● SHORT TASK: Find the word "title" in the listing; pull out each line holding it.

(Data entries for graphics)
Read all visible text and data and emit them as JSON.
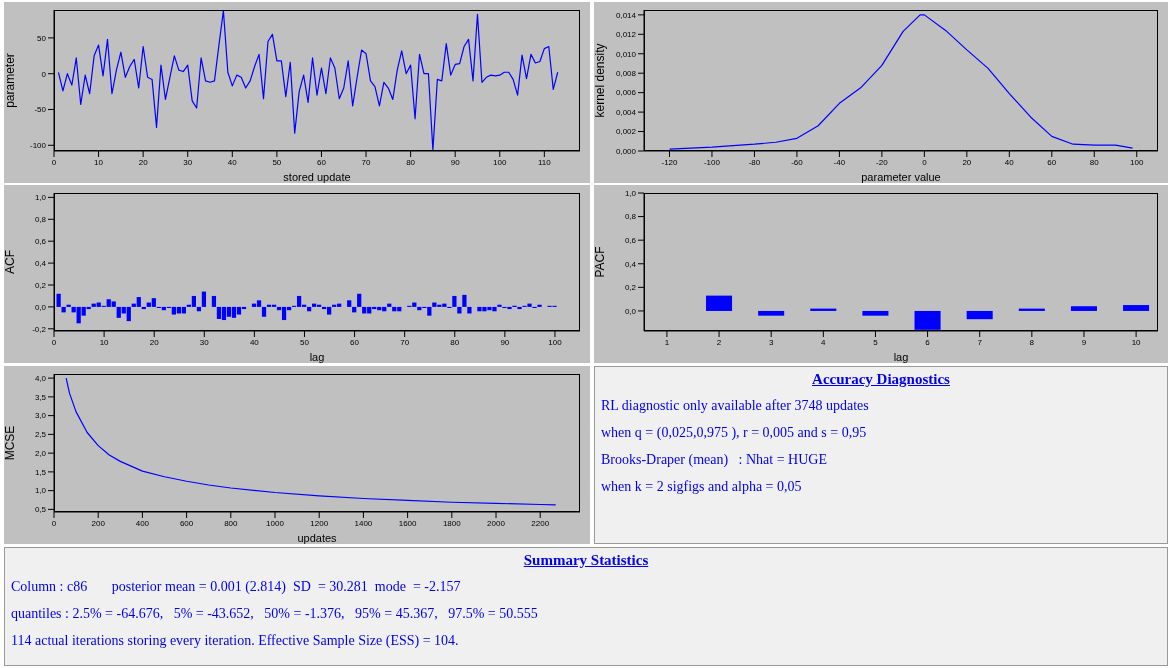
{
  "chart_data": [
    {
      "type": "line",
      "xlabel": "stored update",
      "ylabel": "parameter",
      "x": [
        1,
        2,
        3,
        4,
        5,
        6,
        7,
        8,
        9,
        10,
        11,
        12,
        13,
        14,
        15,
        16,
        17,
        18,
        19,
        20,
        21,
        22,
        23,
        24,
        25,
        26,
        27,
        28,
        29,
        30,
        31,
        32,
        33,
        34,
        35,
        36,
        37,
        38,
        39,
        40,
        41,
        42,
        43,
        44,
        45,
        46,
        47,
        48,
        49,
        50,
        51,
        52,
        53,
        54,
        55,
        56,
        57,
        58,
        59,
        60,
        61,
        62,
        63,
        64,
        65,
        66,
        67,
        68,
        69,
        70,
        71,
        72,
        73,
        74,
        75,
        76,
        77,
        78,
        79,
        80,
        81,
        82,
        83,
        84,
        85,
        86,
        87,
        88,
        89,
        90,
        91,
        92,
        93,
        94,
        95,
        96,
        97,
        98,
        99,
        100,
        101,
        102,
        103,
        104,
        105,
        106,
        107,
        108,
        109,
        110,
        111,
        112,
        113
      ],
      "series": [
        {
          "color": "#0000ff",
          "values": [
            2,
            -24,
            0,
            -16,
            22,
            -43,
            -2,
            -28,
            25,
            40,
            -3,
            48,
            -28,
            5,
            30,
            -5,
            10,
            20,
            -20,
            38,
            -5,
            -8,
            -75,
            12,
            -36,
            -5,
            25,
            5,
            3,
            12,
            -38,
            -48,
            22,
            -10,
            -12,
            -10,
            40,
            88,
            2,
            -17,
            -2,
            -5,
            -20,
            -10,
            10,
            27,
            -35,
            45,
            55,
            18,
            18,
            -32,
            16,
            -83,
            -25,
            -2,
            -40,
            22,
            -30,
            8,
            -28,
            22,
            8,
            -35,
            -20,
            18,
            -45,
            -5,
            33,
            28,
            -10,
            -18,
            -45,
            -12,
            -20,
            -36,
            5,
            32,
            0,
            12,
            -63,
            27,
            0,
            0,
            -107,
            -8,
            -10,
            42,
            -2,
            13,
            14,
            38,
            48,
            -10,
            83,
            -12,
            -5,
            -2,
            -3,
            -2,
            2,
            2,
            -8,
            -30,
            26,
            -7,
            27,
            15,
            17,
            35,
            38,
            -22,
            2
          ]
        }
      ],
      "xlim": [
        0,
        118
      ],
      "xticks": [
        0,
        10,
        20,
        30,
        40,
        50,
        60,
        70,
        80,
        90,
        100,
        110
      ],
      "ylim": [
        -108,
        89
      ],
      "yticks": [
        -100,
        -50,
        0,
        50
      ]
    },
    {
      "type": "line",
      "xlabel": "parameter value",
      "ylabel": "kernel density",
      "x": [
        -120,
        -100,
        -80,
        -70,
        -60,
        -50,
        -40,
        -30,
        -20,
        -10,
        -2,
        0,
        10,
        20,
        30,
        40,
        50,
        60,
        70,
        80,
        90,
        98
      ],
      "series": [
        {
          "color": "#0000ff",
          "values": [
            0.0002,
            0.0004,
            0.0007,
            0.0009,
            0.0013,
            0.0026,
            0.0049,
            0.0065,
            0.0088,
            0.0123,
            0.014,
            0.014,
            0.0124,
            0.0104,
            0.0085,
            0.0059,
            0.0035,
            0.0015,
            0.0007,
            0.0006,
            0.0006,
            0.0003
          ]
        }
      ],
      "xlim": [
        -132,
        110
      ],
      "xticks": [
        -120,
        -100,
        -80,
        -60,
        -40,
        -20,
        0,
        20,
        40,
        60,
        80,
        100
      ],
      "ylim": [
        0,
        0.0145
      ],
      "yticks": [
        {
          "value": 0,
          "label": "0,000"
        },
        {
          "value": 0.002,
          "label": "0,002"
        },
        {
          "value": 0.004,
          "label": "0,004"
        },
        {
          "value": 0.006,
          "label": "0,006"
        },
        {
          "value": 0.008,
          "label": "0,008"
        },
        {
          "value": 0.01,
          "label": "0,010"
        },
        {
          "value": 0.012,
          "label": "0,012"
        },
        {
          "value": 0.014,
          "label": "0,014"
        }
      ]
    },
    {
      "type": "bar",
      "xlabel": "lag",
      "ylabel": "ACF",
      "x": [
        1,
        2,
        3,
        4,
        5,
        6,
        7,
        8,
        9,
        10,
        11,
        12,
        13,
        14,
        15,
        16,
        17,
        18,
        19,
        20,
        21,
        22,
        23,
        24,
        25,
        26,
        27,
        28,
        29,
        30,
        31,
        32,
        33,
        34,
        35,
        36,
        37,
        38,
        39,
        40,
        41,
        42,
        43,
        44,
        45,
        46,
        47,
        48,
        49,
        50,
        51,
        52,
        53,
        54,
        55,
        56,
        57,
        58,
        59,
        60,
        61,
        62,
        63,
        64,
        65,
        66,
        67,
        68,
        69,
        70,
        71,
        72,
        73,
        74,
        75,
        76,
        77,
        78,
        79,
        80,
        81,
        82,
        83,
        84,
        85,
        86,
        87,
        88,
        89,
        90,
        91,
        92,
        93,
        94,
        95,
        96,
        97,
        98,
        99,
        100
      ],
      "series": [
        {
          "color": "#0000ff",
          "values": [
            0.12,
            -0.05,
            0.02,
            -0.05,
            -0.15,
            -0.08,
            -0.02,
            0.03,
            0.04,
            0.01,
            0.07,
            0.05,
            -0.1,
            -0.06,
            -0.13,
            0.03,
            0.09,
            -0.02,
            0.04,
            0.08,
            -0.01,
            -0.03,
            -0.01,
            -0.07,
            -0.06,
            -0.06,
            0.02,
            0.1,
            -0.04,
            0.14,
            0,
            0.1,
            -0.11,
            -0.12,
            -0.09,
            -0.1,
            -0.07,
            -0.02,
            0,
            0.03,
            0.06,
            -0.09,
            0.02,
            0.02,
            -0.03,
            -0.12,
            -0.03,
            0.01,
            0.1,
            0.02,
            -0.04,
            0.03,
            0.02,
            -0.02,
            -0.07,
            0.02,
            0.03,
            0,
            0.06,
            -0.05,
            0.12,
            -0.06,
            -0.06,
            -0.02,
            -0.03,
            -0.04,
            0.03,
            -0.04,
            -0.04,
            0,
            0.01,
            0.04,
            -0.03,
            -0.01,
            -0.08,
            0.04,
            0.02,
            0.03,
            -0.01,
            0.1,
            -0.06,
            0.11,
            -0.06,
            0,
            -0.04,
            -0.04,
            -0.03,
            -0.04,
            0.02,
            -0.01,
            -0.02,
            0.01,
            -0.02,
            0.01,
            0.03,
            -0.01,
            0.02,
            0,
            0.01,
            0.01
          ]
        }
      ],
      "xlim": [
        0,
        105
      ],
      "xticks": [
        0,
        10,
        20,
        30,
        40,
        50,
        60,
        70,
        80,
        90,
        100
      ],
      "ylim": [
        -0.22,
        1.04
      ],
      "yticks": [
        {
          "value": -0.2,
          "label": "-0,2"
        },
        {
          "value": 0,
          "label": "0,0"
        },
        {
          "value": 0.2,
          "label": "0,2"
        },
        {
          "value": 0.4,
          "label": "0,4"
        },
        {
          "value": 0.6,
          "label": "0,6"
        },
        {
          "value": 0.8,
          "label": "0,8"
        },
        {
          "value": 1,
          "label": "1,0"
        }
      ]
    },
    {
      "type": "bar",
      "xlabel": "lag",
      "ylabel": "PACF",
      "x": [
        2,
        3,
        4,
        5,
        6,
        7,
        8,
        9,
        10
      ],
      "series": [
        {
          "color": "#0000ff",
          "values": [
            0.13,
            -0.04,
            0.02,
            -0.04,
            -0.16,
            -0.07,
            0.02,
            0.04,
            0.05
          ]
        }
      ],
      "xlim": [
        0.56,
        10.42
      ],
      "xticks": [
        1,
        2,
        3,
        4,
        5,
        6,
        7,
        8,
        9,
        10
      ],
      "ylim": [
        -0.17,
        1
      ],
      "yticks": [
        {
          "value": 0,
          "label": "0,0"
        },
        {
          "value": 0.2,
          "label": "0,2"
        },
        {
          "value": 0.4,
          "label": "0,4"
        },
        {
          "value": 0.6,
          "label": "0,6"
        },
        {
          "value": 0.8,
          "label": "0,8"
        },
        {
          "value": 1,
          "label": "1,0"
        }
      ]
    },
    {
      "type": "line",
      "xlabel": "updates",
      "ylabel": "MCSE",
      "x": [
        55,
        70,
        100,
        150,
        200,
        250,
        300,
        400,
        500,
        600,
        700,
        800,
        1000,
        1200,
        1400,
        1600,
        1800,
        2000,
        2200,
        2270
      ],
      "series": [
        {
          "color": "#0000ff",
          "values": [
            4,
            3.6,
            3.1,
            2.55,
            2.2,
            1.95,
            1.78,
            1.52,
            1.37,
            1.25,
            1.15,
            1.07,
            0.95,
            0.86,
            0.79,
            0.74,
            0.69,
            0.66,
            0.63,
            0.62
          ]
        }
      ],
      "xlim": [
        0,
        2380
      ],
      "xticks": [
        0,
        200,
        400,
        600,
        800,
        1000,
        1200,
        1400,
        1600,
        1800,
        2000,
        2200
      ],
      "ylim": [
        0.43,
        4.11
      ],
      "yticks": [
        {
          "value": 0.5,
          "label": "0,5"
        },
        {
          "value": 1,
          "label": "1,0"
        },
        {
          "value": 1.5,
          "label": "1,5"
        },
        {
          "value": 2,
          "label": "2,0"
        },
        {
          "value": 2.5,
          "label": "2,5"
        },
        {
          "value": 3,
          "label": "3,0"
        },
        {
          "value": 3.5,
          "label": "3,5"
        },
        {
          "value": 4,
          "label": "4,0"
        }
      ]
    },
    {
      "type": "other",
      "title": "Accuracy Diagnostics",
      "annotations": [
        "RL diagnostic only available after 3748 updates",
        "when q = (0,025,0,975 ), r = 0,005 and s = 0,95",
        "Brooks-Draper (mean)   : Nhat = HUGE",
        "when k = 2 sigfigs and alpha = 0,05"
      ]
    },
    {
      "type": "other",
      "title": "Summary Statistics",
      "annotations": [
        "Column : c86       posterior mean = 0.001 (2.814)  SD  = 30.281  mode  = -2.157",
        "quantiles : 2.5% = -64.676,   5% = -43.652,   50% = -1.376,   95% = 45.367,   97.5% = 50.555",
        "114 actual iterations storing every iteration. Effective Sample Size (ESS) = 104."
      ]
    }
  ]
}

● TASK OUTPUT:
      "title": "Accuracy Diagnostics",
      "title": "Summary Statistics",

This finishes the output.